= Entries shown =

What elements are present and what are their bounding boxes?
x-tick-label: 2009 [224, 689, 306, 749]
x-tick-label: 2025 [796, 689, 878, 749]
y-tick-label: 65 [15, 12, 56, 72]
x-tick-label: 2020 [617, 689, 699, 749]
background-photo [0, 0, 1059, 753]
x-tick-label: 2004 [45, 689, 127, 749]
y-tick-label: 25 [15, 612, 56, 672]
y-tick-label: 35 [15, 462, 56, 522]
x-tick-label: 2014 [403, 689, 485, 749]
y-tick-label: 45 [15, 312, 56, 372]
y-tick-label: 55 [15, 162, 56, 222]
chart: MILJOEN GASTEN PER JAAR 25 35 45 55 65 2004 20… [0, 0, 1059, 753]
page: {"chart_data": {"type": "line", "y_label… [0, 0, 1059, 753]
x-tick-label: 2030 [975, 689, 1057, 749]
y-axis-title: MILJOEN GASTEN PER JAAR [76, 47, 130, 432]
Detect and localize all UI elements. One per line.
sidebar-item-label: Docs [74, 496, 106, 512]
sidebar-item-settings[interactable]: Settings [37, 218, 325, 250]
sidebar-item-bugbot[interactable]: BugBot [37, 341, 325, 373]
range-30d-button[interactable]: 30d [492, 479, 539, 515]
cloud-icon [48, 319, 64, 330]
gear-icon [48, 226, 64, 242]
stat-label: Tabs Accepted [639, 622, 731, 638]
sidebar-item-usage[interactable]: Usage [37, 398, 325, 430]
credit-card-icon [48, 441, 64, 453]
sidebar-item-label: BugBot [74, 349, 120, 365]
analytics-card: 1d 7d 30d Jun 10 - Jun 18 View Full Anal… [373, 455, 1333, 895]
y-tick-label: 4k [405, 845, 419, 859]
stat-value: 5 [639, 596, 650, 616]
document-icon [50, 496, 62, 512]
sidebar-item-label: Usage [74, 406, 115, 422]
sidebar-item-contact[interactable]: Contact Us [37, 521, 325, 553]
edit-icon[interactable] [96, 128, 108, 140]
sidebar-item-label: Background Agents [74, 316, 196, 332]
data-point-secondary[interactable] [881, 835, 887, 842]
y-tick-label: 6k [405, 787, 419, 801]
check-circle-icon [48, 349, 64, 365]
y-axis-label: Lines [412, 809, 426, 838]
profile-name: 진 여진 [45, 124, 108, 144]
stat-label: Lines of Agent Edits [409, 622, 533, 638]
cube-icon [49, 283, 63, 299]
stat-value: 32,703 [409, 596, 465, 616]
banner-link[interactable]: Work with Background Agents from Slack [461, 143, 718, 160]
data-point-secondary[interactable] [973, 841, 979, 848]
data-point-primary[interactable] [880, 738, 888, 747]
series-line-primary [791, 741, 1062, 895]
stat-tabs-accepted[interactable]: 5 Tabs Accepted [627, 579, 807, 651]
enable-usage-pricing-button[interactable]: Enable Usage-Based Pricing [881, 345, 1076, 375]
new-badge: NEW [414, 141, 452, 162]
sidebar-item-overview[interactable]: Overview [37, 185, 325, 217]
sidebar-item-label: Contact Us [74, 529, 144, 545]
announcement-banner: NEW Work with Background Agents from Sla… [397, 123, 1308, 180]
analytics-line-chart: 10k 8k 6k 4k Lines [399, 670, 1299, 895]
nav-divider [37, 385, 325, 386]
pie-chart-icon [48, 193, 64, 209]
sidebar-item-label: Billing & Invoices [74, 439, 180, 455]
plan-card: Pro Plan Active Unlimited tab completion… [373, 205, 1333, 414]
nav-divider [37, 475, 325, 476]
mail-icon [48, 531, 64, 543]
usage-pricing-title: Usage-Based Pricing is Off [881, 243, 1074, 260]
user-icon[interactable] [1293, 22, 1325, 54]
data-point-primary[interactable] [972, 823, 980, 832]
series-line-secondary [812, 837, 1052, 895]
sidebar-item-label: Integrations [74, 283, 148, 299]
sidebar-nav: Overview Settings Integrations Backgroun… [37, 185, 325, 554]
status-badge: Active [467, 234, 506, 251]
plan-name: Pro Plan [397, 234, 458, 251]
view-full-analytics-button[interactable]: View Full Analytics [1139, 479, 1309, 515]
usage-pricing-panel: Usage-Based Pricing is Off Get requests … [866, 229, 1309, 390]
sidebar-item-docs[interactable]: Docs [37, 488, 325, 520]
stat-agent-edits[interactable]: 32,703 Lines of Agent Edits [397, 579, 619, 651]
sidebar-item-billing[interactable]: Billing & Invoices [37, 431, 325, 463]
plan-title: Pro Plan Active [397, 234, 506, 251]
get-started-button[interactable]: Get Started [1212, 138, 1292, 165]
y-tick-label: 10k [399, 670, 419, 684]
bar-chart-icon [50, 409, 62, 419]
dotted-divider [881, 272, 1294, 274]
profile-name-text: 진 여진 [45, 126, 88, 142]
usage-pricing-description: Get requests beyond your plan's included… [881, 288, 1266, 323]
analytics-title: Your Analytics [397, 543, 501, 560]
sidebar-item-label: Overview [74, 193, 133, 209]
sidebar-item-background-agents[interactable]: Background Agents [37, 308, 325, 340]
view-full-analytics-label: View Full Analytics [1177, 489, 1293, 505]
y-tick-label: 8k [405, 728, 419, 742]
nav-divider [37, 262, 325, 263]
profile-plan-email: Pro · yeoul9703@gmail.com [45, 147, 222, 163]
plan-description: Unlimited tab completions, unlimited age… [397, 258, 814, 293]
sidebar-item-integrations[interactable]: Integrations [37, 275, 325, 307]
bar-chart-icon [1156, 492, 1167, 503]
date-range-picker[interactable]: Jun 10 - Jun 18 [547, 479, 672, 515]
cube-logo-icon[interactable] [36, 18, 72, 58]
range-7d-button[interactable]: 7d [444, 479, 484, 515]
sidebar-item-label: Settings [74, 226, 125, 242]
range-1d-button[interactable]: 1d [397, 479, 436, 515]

= What needs to be done =
Change "sidebar-item-label" to "nav-item-label" wherever it occurs in the lines above, and write out all of the lines again with nothing else altered.

= Finished answer =
What elements are present and what are their bounding boxes?
x-tick-label: 2009 [224, 689, 306, 749]
x-tick-label: 2025 [796, 689, 878, 749]
y-tick-label: 65 [15, 12, 56, 72]
x-tick-label: 2020 [617, 689, 699, 749]
background-photo [0, 0, 1059, 753]
x-tick-label: 2004 [45, 689, 127, 749]
y-tick-label: 25 [15, 612, 56, 672]
y-tick-label: 35 [15, 462, 56, 522]
x-tick-label: 2014 [403, 689, 485, 749]
y-tick-label: 45 [15, 312, 56, 372]
y-tick-label: 55 [15, 162, 56, 222]
chart: MILJOEN GASTEN PER JAAR 25 35 45 55 65 2004 20… [0, 0, 1059, 753]
page: {"chart_data": {"type": "line", "y_label… [0, 0, 1059, 753]
x-tick-label: 2030 [975, 689, 1057, 749]
y-axis-title: MILJOEN GASTEN PER JAAR [76, 47, 130, 432]
Detect and localize all UI elements. One per line.
nav-item-label: Docs [74, 496, 106, 512]
sidebar-item-settings[interactable]: Settings [37, 218, 325, 250]
sidebar-item-bugbot[interactable]: BugBot [37, 341, 325, 373]
range-30d-button[interactable]: 30d [492, 479, 539, 515]
cloud-icon [48, 319, 64, 330]
gear-icon [48, 226, 64, 242]
stat-label: Tabs Accepted [639, 622, 731, 638]
sidebar-item-usage[interactable]: Usage [37, 398, 325, 430]
credit-card-icon [48, 441, 64, 453]
nav-item-label: BugBot [74, 349, 120, 365]
analytics-card: 1d 7d 30d Jun 10 - Jun 18 View Full Anal… [373, 455, 1333, 895]
y-tick-label: 4k [405, 845, 419, 859]
stat-value: 5 [639, 596, 650, 616]
document-icon [50, 496, 62, 512]
nav-item-label: Usage [74, 406, 115, 422]
sidebar-item-contact[interactable]: Contact Us [37, 521, 325, 553]
edit-icon[interactable] [96, 128, 108, 140]
nav-item-label: Background Agents [74, 316, 196, 332]
data-point-secondary[interactable] [881, 835, 887, 842]
y-tick-label: 6k [405, 787, 419, 801]
check-circle-icon [48, 349, 64, 365]
y-axis-label: Lines [412, 809, 426, 838]
profile-name: 진 여진 [45, 124, 108, 144]
stat-label: Lines of Agent Edits [409, 622, 533, 638]
cube-icon [49, 283, 63, 299]
stat-value: 32,703 [409, 596, 465, 616]
banner-link[interactable]: Work with Background Agents from Slack [461, 143, 718, 160]
data-point-secondary[interactable] [973, 841, 979, 848]
data-point-primary[interactable] [880, 738, 888, 747]
series-line-primary [791, 741, 1062, 895]
stat-tabs-accepted[interactable]: 5 Tabs Accepted [627, 579, 807, 651]
enable-usage-pricing-button[interactable]: Enable Usage-Based Pricing [881, 345, 1076, 375]
new-badge: NEW [414, 141, 452, 162]
sidebar-item-overview[interactable]: Overview [37, 185, 325, 217]
nav-item-label: Contact Us [74, 529, 144, 545]
announcement-banner: NEW Work with Background Agents from Sla… [397, 123, 1308, 180]
analytics-line-chart: 10k 8k 6k 4k Lines [399, 670, 1299, 895]
nav-divider [37, 385, 325, 386]
pie-chart-icon [48, 193, 64, 209]
nav-item-label: Billing & Invoices [74, 439, 180, 455]
plan-card: Pro Plan Active Unlimited tab completion… [373, 205, 1333, 414]
nav-divider [37, 475, 325, 476]
mail-icon [48, 531, 64, 543]
usage-pricing-title: Usage-Based Pricing is Off [881, 243, 1074, 260]
user-icon[interactable] [1293, 22, 1325, 54]
data-point-primary[interactable] [972, 823, 980, 832]
series-line-secondary [812, 837, 1052, 895]
nav-item-label: Integrations [74, 283, 148, 299]
sidebar-nav: Overview Settings Integrations Backgroun… [37, 185, 325, 554]
status-badge: Active [467, 234, 506, 251]
plan-name: Pro Plan [397, 234, 458, 251]
view-full-analytics-button[interactable]: View Full Analytics [1139, 479, 1309, 515]
usage-pricing-panel: Usage-Based Pricing is Off Get requests … [866, 229, 1309, 390]
sidebar-item-docs[interactable]: Docs [37, 488, 325, 520]
stat-agent-edits[interactable]: 32,703 Lines of Agent Edits [397, 579, 619, 651]
sidebar-item-billing[interactable]: Billing & Invoices [37, 431, 325, 463]
plan-title: Pro Plan Active [397, 234, 506, 251]
get-started-button[interactable]: Get Started [1212, 138, 1292, 165]
y-tick-label: 10k [399, 670, 419, 684]
bar-chart-icon [50, 409, 62, 419]
dotted-divider [881, 272, 1294, 274]
profile-name-text: 진 여진 [45, 126, 88, 142]
usage-pricing-description: Get requests beyond your plan's included… [881, 288, 1266, 323]
analytics-title: Your Analytics [397, 543, 501, 560]
nav-item-label: Overview [74, 193, 133, 209]
sidebar-item-background-agents[interactable]: Background Agents [37, 308, 325, 340]
view-full-analytics-label: View Full Analytics [1177, 489, 1293, 505]
y-tick-label: 8k [405, 728, 419, 742]
nav-divider [37, 262, 325, 263]
profile-plan-email: Pro · yeoul9703@gmail.com [45, 147, 222, 163]
plan-description: Unlimited tab completions, unlimited age… [397, 258, 814, 293]
sidebar-item-integrations[interactable]: Integrations [37, 275, 325, 307]
bar-chart-icon [1156, 492, 1167, 503]
date-range-picker[interactable]: Jun 10 - Jun 18 [547, 479, 672, 515]
cube-logo-icon[interactable] [36, 18, 72, 58]
range-7d-button[interactable]: 7d [444, 479, 484, 515]
nav-item-label: Settings [74, 226, 125, 242]
range-1d-button[interactable]: 1d [397, 479, 436, 515]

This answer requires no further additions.